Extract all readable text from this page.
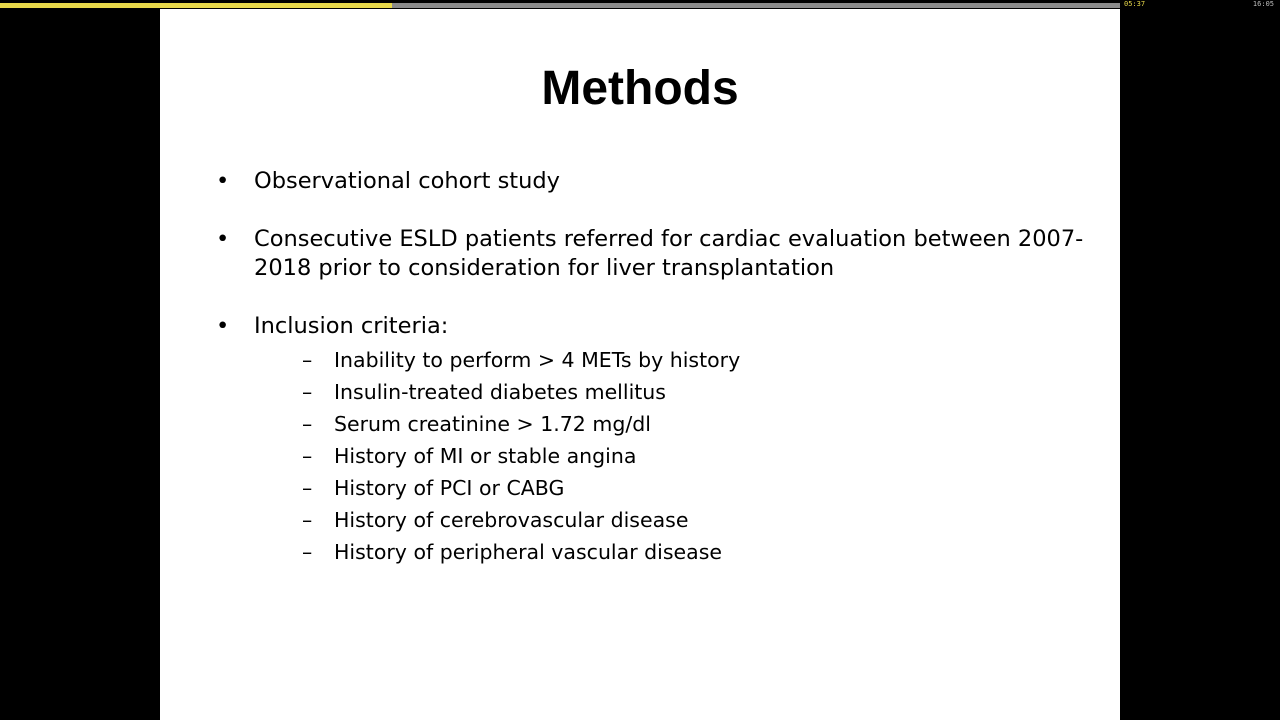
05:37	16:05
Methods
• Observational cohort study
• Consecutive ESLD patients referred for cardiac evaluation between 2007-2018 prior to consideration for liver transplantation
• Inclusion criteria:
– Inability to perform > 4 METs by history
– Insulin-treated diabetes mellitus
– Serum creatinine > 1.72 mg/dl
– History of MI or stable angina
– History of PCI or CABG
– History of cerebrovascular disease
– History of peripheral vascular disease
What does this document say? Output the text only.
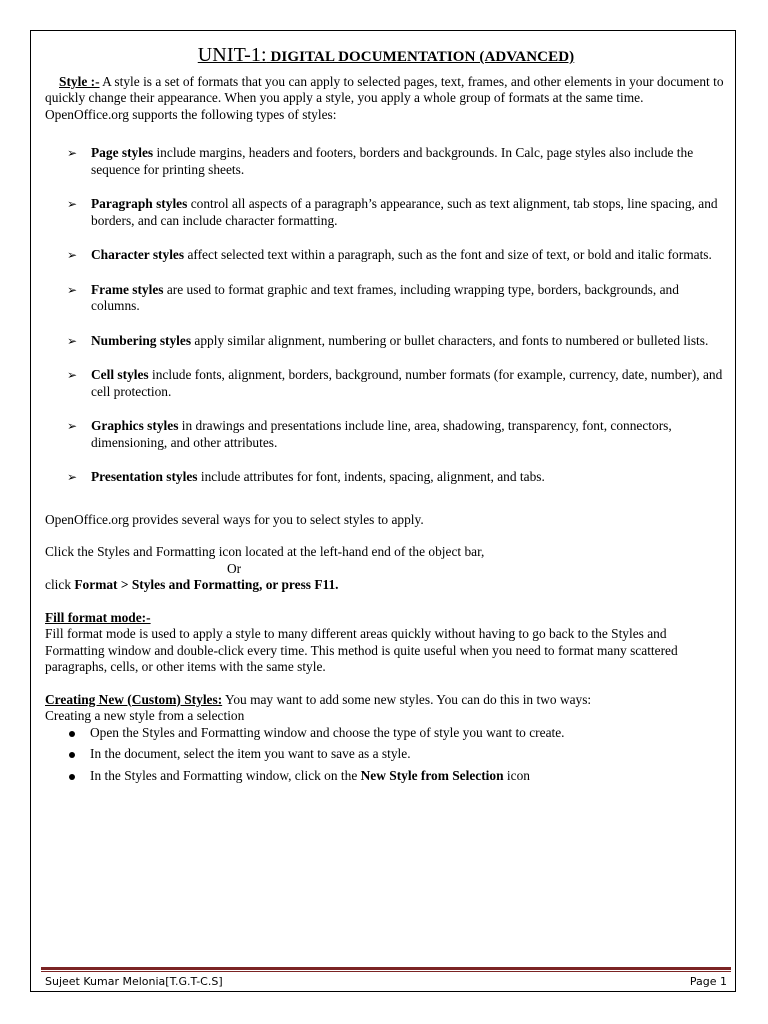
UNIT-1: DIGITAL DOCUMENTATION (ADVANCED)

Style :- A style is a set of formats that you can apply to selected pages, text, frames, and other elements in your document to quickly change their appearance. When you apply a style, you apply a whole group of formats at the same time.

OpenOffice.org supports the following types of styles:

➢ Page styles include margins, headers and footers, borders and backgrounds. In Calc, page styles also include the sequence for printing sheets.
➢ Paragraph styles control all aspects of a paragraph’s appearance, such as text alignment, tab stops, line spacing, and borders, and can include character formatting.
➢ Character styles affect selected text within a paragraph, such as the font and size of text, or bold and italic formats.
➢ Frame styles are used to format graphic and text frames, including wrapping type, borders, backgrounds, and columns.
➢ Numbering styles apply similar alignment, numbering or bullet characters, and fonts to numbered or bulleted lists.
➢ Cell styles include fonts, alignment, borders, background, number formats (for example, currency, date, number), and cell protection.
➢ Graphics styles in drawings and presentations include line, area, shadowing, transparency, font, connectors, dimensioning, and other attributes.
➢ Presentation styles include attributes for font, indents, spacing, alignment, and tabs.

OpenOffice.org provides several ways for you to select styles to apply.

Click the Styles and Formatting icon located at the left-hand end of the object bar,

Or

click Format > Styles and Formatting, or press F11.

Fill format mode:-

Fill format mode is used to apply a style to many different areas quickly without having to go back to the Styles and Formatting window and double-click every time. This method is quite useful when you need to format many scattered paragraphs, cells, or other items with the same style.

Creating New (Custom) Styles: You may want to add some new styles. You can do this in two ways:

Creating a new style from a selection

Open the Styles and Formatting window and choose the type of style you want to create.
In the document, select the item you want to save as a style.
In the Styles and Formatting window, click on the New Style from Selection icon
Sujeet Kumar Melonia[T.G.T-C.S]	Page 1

::::::

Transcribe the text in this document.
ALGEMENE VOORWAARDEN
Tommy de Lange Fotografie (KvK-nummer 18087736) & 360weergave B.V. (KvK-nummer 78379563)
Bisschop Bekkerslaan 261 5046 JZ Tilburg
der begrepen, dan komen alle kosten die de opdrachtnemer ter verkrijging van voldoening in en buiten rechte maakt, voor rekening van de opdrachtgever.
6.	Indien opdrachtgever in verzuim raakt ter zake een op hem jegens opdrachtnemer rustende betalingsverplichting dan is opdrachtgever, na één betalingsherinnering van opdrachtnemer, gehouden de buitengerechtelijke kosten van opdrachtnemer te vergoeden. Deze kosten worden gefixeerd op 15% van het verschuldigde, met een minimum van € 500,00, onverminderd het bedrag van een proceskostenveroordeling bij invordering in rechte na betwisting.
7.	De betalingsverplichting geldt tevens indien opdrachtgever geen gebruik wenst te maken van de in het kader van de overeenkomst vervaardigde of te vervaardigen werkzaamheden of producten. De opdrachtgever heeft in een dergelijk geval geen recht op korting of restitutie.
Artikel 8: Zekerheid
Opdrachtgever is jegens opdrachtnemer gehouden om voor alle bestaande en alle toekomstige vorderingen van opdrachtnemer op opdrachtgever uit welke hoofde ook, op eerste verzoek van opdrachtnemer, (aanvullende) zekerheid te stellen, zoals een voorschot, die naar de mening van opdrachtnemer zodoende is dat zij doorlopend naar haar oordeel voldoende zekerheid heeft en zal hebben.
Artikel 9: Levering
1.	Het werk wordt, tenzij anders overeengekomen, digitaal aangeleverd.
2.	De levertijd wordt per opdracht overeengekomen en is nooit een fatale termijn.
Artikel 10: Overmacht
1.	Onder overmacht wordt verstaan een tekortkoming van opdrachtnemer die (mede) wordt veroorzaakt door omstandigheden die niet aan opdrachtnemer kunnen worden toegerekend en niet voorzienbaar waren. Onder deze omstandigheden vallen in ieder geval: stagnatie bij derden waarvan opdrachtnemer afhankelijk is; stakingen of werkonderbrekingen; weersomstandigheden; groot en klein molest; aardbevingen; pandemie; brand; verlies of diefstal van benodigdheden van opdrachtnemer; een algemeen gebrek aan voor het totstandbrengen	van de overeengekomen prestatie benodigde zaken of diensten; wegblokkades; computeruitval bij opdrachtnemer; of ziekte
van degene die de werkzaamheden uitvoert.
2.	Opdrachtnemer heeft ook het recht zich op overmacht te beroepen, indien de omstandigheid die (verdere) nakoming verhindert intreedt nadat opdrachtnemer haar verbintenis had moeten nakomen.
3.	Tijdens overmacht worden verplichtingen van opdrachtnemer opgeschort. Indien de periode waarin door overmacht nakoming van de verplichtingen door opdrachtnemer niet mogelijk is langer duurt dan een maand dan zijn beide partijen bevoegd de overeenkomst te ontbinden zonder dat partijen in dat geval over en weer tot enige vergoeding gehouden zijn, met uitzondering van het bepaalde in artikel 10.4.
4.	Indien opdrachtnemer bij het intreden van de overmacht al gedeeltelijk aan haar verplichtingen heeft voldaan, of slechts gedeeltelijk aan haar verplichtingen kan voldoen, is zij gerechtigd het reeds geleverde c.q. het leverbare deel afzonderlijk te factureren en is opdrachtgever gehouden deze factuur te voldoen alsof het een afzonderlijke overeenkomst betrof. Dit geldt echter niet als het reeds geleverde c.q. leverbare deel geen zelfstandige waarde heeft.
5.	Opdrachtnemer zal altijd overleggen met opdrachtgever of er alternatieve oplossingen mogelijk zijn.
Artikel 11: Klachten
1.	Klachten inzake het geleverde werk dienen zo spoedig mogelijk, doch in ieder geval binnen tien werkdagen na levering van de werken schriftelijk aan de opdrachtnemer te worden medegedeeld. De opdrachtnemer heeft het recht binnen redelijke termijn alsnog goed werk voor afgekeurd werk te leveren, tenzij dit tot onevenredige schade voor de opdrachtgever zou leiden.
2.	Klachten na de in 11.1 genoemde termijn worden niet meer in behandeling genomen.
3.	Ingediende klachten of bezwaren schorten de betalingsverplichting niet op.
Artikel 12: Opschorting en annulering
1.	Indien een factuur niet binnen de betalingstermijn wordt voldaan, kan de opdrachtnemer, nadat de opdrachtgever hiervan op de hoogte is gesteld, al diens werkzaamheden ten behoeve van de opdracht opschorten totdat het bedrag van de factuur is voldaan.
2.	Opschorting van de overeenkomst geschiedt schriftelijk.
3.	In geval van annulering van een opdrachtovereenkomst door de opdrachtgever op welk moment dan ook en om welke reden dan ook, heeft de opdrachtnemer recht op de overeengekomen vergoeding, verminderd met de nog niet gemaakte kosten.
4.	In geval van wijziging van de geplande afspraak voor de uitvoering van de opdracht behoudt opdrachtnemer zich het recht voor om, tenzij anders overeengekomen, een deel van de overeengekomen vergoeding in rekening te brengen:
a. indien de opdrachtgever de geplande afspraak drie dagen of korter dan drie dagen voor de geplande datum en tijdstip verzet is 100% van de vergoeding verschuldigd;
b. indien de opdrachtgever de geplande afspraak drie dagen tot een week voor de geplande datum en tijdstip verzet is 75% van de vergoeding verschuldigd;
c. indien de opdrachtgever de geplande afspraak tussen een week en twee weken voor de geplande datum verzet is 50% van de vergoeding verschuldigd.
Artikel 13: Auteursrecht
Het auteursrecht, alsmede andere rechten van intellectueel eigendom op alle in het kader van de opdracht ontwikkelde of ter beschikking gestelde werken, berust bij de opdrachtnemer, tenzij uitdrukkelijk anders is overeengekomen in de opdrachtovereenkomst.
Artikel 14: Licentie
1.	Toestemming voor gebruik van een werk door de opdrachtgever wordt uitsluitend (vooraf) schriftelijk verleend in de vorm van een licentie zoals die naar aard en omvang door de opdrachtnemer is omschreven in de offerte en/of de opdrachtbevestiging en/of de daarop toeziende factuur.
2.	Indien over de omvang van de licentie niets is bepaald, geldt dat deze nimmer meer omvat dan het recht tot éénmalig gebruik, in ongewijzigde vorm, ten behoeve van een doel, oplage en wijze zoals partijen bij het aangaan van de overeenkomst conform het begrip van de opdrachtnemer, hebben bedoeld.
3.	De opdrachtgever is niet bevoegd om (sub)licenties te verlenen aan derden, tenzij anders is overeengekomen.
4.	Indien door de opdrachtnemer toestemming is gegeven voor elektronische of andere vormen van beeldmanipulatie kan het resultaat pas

::::::

*Exercise goal*. Filter the data above, keeping only lines that include the string "disease".

*Expected answer*.
– History of cerebrovascular disease
– History of peripheral vascular disease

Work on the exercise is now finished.